§ **Task to complete**: Arrange the records from the start through the line containing "pager-next-button[interactable] [1861, 69, 1901, 107]" as a Markdown table with two columns, No. for the row number and Line for the line, and leave out any blank lines.

━━━ Data lines

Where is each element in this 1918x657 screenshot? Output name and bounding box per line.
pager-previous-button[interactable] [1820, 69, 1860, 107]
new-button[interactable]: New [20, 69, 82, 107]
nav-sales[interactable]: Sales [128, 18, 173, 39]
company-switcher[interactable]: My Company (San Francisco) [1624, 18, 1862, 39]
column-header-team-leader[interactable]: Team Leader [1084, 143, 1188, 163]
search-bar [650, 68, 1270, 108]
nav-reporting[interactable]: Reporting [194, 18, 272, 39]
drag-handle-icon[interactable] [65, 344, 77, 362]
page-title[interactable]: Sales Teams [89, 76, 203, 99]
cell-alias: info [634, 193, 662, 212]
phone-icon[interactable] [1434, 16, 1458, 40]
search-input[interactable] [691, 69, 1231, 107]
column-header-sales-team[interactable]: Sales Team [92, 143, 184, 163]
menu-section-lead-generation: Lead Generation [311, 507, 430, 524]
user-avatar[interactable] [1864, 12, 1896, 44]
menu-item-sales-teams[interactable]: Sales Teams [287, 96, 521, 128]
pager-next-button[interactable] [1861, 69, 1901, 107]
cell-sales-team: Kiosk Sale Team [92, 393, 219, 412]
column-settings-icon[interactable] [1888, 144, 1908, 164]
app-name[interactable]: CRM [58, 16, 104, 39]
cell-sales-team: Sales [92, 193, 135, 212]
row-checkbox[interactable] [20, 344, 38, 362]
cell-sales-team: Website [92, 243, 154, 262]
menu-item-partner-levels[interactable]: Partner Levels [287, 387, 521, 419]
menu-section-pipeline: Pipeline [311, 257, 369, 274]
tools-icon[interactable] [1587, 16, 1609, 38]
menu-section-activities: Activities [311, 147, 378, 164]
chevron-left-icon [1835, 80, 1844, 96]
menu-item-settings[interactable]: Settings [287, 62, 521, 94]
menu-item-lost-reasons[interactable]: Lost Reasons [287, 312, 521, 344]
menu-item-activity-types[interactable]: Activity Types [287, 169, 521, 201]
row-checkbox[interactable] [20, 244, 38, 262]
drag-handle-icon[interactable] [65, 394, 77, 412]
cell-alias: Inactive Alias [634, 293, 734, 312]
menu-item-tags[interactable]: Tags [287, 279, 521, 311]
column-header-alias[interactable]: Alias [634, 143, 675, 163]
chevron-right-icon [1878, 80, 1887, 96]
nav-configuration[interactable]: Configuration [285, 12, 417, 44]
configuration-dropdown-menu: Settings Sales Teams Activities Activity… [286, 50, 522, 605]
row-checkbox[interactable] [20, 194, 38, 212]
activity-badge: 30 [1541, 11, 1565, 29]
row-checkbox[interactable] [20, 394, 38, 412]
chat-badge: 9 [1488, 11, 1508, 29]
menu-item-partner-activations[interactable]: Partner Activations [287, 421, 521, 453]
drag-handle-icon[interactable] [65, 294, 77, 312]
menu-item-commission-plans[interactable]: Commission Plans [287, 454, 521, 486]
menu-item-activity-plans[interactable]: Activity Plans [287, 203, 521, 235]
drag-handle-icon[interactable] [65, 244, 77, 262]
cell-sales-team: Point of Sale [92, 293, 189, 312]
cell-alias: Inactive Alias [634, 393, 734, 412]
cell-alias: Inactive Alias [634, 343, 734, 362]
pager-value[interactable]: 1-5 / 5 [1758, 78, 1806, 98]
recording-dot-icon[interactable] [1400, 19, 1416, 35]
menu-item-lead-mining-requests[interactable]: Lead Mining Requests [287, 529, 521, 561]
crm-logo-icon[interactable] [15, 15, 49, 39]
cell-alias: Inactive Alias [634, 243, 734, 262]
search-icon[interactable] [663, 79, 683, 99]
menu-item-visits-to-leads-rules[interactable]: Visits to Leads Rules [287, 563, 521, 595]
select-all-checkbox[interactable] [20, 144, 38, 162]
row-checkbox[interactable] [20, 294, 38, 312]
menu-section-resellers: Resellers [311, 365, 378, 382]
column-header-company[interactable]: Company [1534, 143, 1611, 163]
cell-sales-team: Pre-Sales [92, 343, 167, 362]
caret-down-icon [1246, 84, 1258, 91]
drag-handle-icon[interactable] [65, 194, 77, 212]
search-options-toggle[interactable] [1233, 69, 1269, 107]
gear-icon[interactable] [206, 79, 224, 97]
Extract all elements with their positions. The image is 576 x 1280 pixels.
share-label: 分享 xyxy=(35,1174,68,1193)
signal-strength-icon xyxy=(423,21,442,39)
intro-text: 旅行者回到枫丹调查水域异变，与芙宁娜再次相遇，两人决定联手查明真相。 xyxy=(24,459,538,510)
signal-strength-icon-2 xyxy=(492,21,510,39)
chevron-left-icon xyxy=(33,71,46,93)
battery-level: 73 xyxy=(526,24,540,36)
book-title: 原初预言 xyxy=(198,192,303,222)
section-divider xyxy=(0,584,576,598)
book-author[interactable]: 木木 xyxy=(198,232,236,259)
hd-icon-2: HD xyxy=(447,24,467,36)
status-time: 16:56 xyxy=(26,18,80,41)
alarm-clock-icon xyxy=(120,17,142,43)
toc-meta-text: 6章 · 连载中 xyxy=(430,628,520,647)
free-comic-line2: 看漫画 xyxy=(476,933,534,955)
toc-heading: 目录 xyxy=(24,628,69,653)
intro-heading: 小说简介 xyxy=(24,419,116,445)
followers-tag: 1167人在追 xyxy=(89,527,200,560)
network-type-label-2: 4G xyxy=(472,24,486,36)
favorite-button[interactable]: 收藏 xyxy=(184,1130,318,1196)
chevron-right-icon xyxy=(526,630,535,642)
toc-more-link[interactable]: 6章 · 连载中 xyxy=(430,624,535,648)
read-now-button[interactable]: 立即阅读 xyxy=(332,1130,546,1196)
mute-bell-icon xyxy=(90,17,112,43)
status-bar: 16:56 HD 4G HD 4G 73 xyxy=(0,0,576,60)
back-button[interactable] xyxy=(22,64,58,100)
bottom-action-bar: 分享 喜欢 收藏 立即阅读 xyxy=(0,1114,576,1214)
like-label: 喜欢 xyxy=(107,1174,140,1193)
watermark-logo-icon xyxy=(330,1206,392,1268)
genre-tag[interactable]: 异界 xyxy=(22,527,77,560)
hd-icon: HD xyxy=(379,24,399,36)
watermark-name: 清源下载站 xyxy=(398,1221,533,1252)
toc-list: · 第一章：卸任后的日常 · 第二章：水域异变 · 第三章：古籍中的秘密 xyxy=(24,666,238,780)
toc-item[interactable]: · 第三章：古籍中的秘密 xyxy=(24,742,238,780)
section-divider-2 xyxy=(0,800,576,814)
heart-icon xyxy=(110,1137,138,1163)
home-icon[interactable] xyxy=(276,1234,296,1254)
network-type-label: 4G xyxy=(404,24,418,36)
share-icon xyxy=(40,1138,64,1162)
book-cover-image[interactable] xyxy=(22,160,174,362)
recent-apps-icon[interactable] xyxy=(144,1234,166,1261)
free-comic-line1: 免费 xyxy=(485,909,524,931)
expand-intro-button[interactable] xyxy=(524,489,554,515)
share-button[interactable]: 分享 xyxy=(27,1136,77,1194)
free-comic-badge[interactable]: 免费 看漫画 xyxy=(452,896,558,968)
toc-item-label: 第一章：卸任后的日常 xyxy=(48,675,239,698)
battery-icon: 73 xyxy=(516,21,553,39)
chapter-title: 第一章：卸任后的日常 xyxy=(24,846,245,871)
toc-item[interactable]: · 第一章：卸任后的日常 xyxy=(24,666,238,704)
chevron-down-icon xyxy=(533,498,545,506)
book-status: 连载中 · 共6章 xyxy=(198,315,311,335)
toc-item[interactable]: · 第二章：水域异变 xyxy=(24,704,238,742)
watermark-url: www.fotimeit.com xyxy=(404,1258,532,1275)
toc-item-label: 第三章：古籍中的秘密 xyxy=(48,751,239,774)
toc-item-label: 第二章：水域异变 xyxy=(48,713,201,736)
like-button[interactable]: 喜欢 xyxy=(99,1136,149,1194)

━━━━━━

§ **Response to the exercise**:
| No. | Line |
|---|---|
| 1 | Where is each element in this 1918x657 screenshot? Output name and bounding box per line. |
| 2 | pager-previous-button[interactable] [1820, 69, 1860, 107] |
| 3 | new-button[interactable]: New [20, 69, 82, 107] |
| 4 | nav-sales[interactable]: Sales [128, 18, 173, 39] |
| 5 | company-switcher[interactable]: My Company (San Francisco) [1624, 18, 1862, 39] |
| 6 | column-header-team-leader[interactable]: Team Leader [1084, 143, 1188, 163] |
| 7 | search-bar [650, 68, 1270, 108] |
| 8 | nav-reporting[interactable]: Reporting [194, 18, 272, 39] |
| 9 | drag-handle-icon[interactable] [65, 344, 77, 362] |
| 10 | page-title[interactable]: Sales Teams [89, 76, 203, 99] |
| 11 | cell-alias: info [634, 193, 662, 212] |
| 12 | phone-icon[interactable] [1434, 16, 1458, 40] |
| 13 | search-input[interactable] [691, 69, 1231, 107] |
| 14 | column-header-sales-team[interactable]: Sales Team [92, 143, 184, 163] |
| 15 | menu-section-lead-generation: Lead Generation [311, 507, 430, 524] |
| 16 | user-avatar[interactable] [1864, 12, 1896, 44] |
| 17 | menu-item-sales-teams[interactable]: Sales Teams [287, 96, 521, 128] |
| 18 | pager-next-button[interactable] [1861, 69, 1901, 107] |